Quoted text:
[peabodylogoa03.jpg]                            
PEABODY ENERGY
Peabody Plaza
701 Market Street
St. Louis, MO 63101-1826
314.342.3400

January 27, 2015

Mr. Glenn L. Kellow
c/o Peabody Energy Corporation
701 Market Street, Suite 701
St. Louis, Missouri 63101-1826
Dear Glenn:
This letter supplements the employment agreement, entered into as of August 21,
2013, between you and Peabody Energy Corporation (the “Employment Agreement”)
and the performance-based restricted stock award agreement, effective September
16, 2013 (the “RSU Agreement”), relating to an award of restricted stock units
under the Company’s 2011 Long-Term Incentive Plan.
1.

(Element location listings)
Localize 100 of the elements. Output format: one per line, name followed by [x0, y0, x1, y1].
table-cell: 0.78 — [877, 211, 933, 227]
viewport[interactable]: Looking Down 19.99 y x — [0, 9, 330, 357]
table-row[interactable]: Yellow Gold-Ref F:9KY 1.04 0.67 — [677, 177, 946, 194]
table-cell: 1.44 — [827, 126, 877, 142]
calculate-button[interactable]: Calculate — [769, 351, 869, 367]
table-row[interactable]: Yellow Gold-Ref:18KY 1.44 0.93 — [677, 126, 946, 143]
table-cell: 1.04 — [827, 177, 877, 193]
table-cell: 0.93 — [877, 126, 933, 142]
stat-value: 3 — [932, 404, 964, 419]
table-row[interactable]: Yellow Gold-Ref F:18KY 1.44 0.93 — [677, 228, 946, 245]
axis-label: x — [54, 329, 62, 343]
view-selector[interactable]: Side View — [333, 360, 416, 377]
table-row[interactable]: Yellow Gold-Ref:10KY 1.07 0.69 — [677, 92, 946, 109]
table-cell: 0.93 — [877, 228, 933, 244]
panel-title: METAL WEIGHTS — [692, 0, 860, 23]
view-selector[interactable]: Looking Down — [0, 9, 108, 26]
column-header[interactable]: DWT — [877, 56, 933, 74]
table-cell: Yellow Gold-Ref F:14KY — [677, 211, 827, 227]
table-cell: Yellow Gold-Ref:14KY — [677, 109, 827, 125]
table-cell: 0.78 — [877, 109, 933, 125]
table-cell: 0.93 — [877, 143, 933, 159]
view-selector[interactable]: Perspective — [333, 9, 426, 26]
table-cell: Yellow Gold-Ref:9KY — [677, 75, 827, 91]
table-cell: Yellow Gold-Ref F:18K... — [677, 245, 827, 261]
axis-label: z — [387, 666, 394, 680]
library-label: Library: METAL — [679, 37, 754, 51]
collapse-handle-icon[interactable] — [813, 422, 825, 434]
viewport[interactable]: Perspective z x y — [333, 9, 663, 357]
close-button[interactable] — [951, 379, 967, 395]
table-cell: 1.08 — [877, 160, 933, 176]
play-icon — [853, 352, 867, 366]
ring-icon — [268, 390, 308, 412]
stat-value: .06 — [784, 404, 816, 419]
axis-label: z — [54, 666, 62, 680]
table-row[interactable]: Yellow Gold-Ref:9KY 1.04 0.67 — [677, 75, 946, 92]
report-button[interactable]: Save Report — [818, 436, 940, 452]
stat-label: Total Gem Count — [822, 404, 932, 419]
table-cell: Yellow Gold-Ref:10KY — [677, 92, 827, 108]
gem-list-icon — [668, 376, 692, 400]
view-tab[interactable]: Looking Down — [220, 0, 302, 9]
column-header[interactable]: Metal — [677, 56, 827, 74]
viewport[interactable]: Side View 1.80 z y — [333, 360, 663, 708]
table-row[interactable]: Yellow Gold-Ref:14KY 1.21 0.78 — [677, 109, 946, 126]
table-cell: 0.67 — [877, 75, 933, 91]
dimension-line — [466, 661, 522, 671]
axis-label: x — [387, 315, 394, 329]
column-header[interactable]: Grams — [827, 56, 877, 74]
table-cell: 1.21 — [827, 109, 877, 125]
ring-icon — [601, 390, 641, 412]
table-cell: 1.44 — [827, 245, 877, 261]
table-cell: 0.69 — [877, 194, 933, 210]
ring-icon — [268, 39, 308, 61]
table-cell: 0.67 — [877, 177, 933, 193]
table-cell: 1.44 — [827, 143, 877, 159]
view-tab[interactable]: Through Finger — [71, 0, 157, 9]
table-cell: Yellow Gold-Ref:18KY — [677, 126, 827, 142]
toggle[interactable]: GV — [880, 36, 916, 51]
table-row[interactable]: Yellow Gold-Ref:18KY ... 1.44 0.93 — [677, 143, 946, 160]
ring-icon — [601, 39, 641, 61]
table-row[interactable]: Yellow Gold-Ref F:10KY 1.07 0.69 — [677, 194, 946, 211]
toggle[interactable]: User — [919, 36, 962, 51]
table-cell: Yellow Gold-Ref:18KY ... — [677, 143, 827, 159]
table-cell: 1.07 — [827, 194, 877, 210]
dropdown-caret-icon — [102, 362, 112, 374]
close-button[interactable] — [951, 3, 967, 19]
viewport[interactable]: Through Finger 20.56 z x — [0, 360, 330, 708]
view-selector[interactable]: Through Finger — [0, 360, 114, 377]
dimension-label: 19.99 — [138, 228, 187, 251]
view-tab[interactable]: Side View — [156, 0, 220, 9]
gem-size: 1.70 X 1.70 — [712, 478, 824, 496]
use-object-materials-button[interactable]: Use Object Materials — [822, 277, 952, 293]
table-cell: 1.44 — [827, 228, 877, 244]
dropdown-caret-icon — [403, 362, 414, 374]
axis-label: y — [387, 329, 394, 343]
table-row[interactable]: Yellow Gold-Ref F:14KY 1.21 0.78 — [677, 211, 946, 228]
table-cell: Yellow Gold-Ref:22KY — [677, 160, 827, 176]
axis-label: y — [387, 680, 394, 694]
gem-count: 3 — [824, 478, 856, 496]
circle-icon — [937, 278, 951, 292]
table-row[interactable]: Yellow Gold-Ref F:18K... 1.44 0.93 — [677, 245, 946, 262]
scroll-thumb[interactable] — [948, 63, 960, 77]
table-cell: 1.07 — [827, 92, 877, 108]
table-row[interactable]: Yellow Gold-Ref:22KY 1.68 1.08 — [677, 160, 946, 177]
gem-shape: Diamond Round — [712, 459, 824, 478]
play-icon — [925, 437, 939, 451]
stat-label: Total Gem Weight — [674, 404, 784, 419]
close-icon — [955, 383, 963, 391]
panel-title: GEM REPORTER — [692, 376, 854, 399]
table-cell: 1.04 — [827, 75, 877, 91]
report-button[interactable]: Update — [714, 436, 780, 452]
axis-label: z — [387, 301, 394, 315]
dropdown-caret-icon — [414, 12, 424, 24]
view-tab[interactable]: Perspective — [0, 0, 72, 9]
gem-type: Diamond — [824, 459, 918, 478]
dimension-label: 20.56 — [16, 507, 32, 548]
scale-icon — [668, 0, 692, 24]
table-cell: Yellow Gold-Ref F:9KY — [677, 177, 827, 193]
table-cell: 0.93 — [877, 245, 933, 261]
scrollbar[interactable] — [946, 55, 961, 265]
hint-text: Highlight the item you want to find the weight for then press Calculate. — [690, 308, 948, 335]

Task set:
1. According to the letter, as of what date was the employment agreement entered into?
2. Please identify every row that contains the string "Side"; case counts.

Responses by task:
1. August 21, 2013

2.
view-selector[interactable]: Side View — [333, 360, 416, 377]
viewport[interactable]: Side View 1.80 z y — [333, 360, 663, 708]
view-tab[interactable]: Side View — [156, 0, 220, 9]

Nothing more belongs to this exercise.